◆ PROBLEM TO WORK ON:
Reproduce the entries word for word, and omit any picture you find in them.

· · · · · · ·

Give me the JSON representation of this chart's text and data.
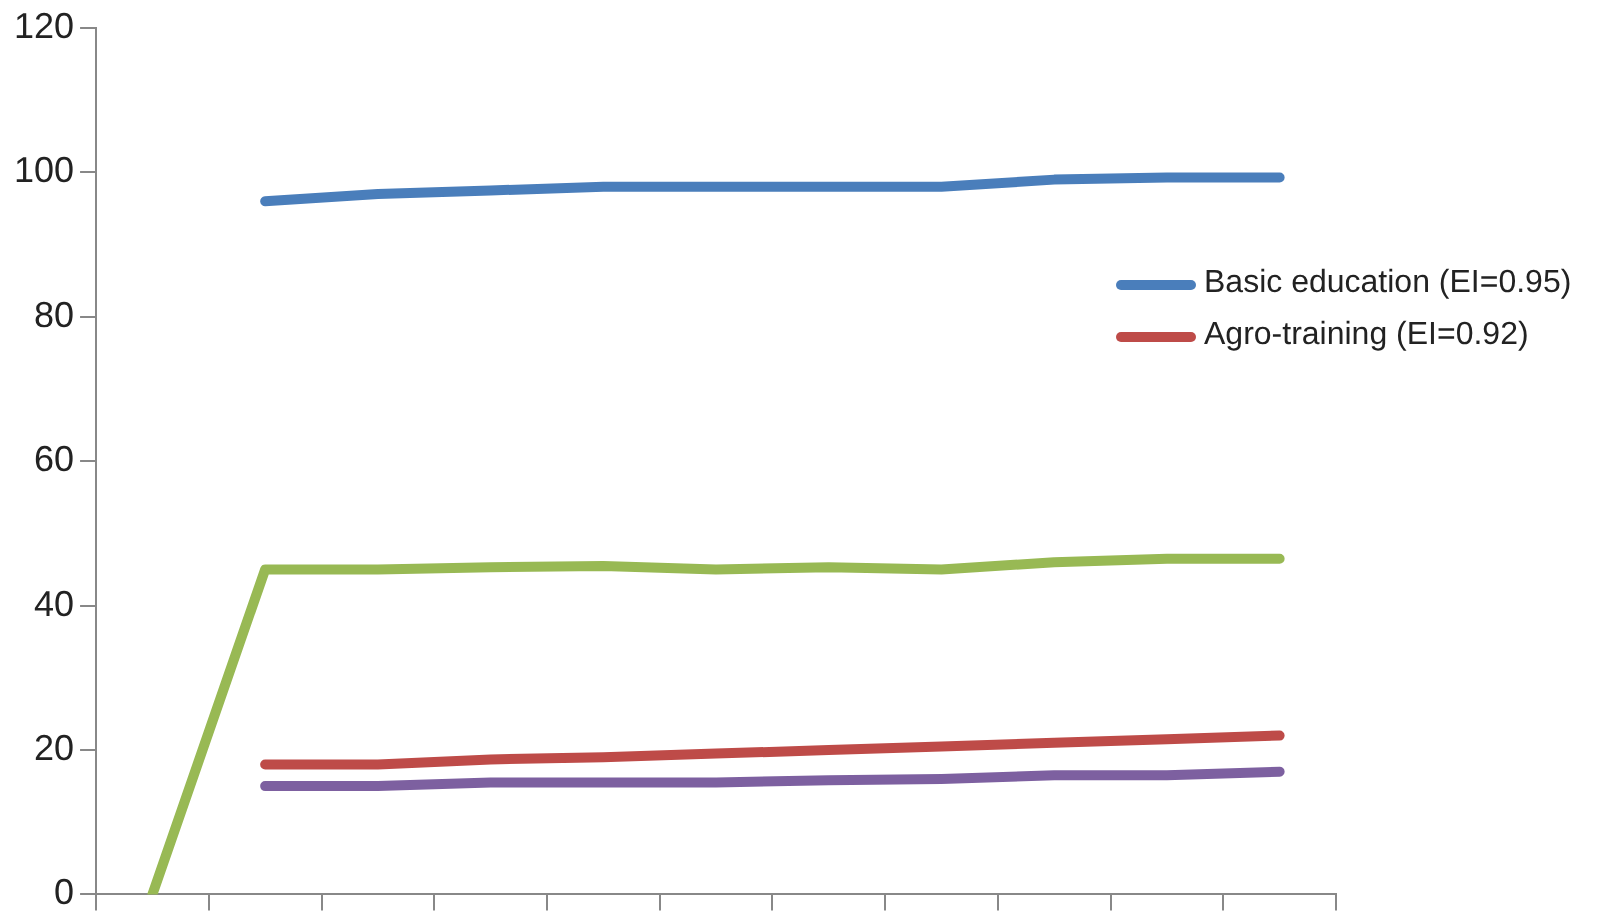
{
  "chart_data": {
    "type": "line",
    "categories": [
      null,
      null,
      null,
      null,
      null,
      null,
      null,
      null,
      null,
      null,
      null
    ],
    "series": [
      {
        "name": "Basic education (EI=0.95)",
        "color": "#4a7ebb",
        "values": [
          null,
          96,
          97,
          97.5,
          98,
          98,
          98,
          98,
          99,
          99.3,
          99.3
        ]
      },
      {
        "name": "Agro-training (EI=0.92)",
        "color": "#be4b48",
        "values": [
          null,
          18,
          18,
          18.7,
          19,
          19.5,
          20,
          20.5,
          21,
          21.5,
          22
        ]
      },
      {
        "color": "#98b954",
        "values": [
          0,
          45,
          45,
          45.3,
          45.5,
          45,
          45.3,
          45,
          46,
          46.5,
          46.5
        ]
      },
      {
        "color": "#7d60a0",
        "values": [
          null,
          15,
          15,
          15.5,
          15.5,
          15.5,
          15.8,
          16,
          16.5,
          16.5,
          17
        ]
      }
    ],
    "ylim": [
      0,
      120
    ],
    "yticks": [
      0,
      20,
      40,
      60,
      80,
      100,
      120
    ],
    "grid": false,
    "legend": "right",
    "tick_labels": "y",
    "marker": "none",
    "line_style": "solid"
  }
}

· · · · · · ·

◆ THE ANSWER:
Give me the JSON representation of this chart's text and data.
{
  "chart_data": {
    "type": "line",
    "categories": [
      null,
      null,
      null,
      null,
      null,
      null,
      null,
      null,
      null,
      null,
      null
    ],
    "series": [
      {
        "name": "Basic education (EI=0.95)",
        "color": "#4a7ebb",
        "values": [
          null,
          96,
          97,
          97.5,
          98,
          98,
          98,
          98,
          99,
          99.3,
          99.3
        ]
      },
      {
        "name": "Agro-training (EI=0.92)",
        "color": "#be4b48",
        "values": [
          null,
          18,
          18,
          18.7,
          19,
          19.5,
          20,
          20.5,
          21,
          21.5,
          22
        ]
      },
      {
        "color": "#98b954",
        "values": [
          0,
          45,
          45,
          45.3,
          45.5,
          45,
          45.3,
          45,
          46,
          46.5,
          46.5
        ]
      },
      {
        "color": "#7d60a0",
        "values": [
          null,
          15,
          15,
          15.5,
          15.5,
          15.5,
          15.8,
          16,
          16.5,
          16.5,
          17
        ]
      }
    ],
    "ylim": [
      0,
      120
    ],
    "yticks": [
      0,
      20,
      40,
      60,
      80,
      100,
      120
    ],
    "grid": false,
    "legend": "right",
    "tick_labels": "y",
    "marker": "none",
    "line_style": "solid"
  }
}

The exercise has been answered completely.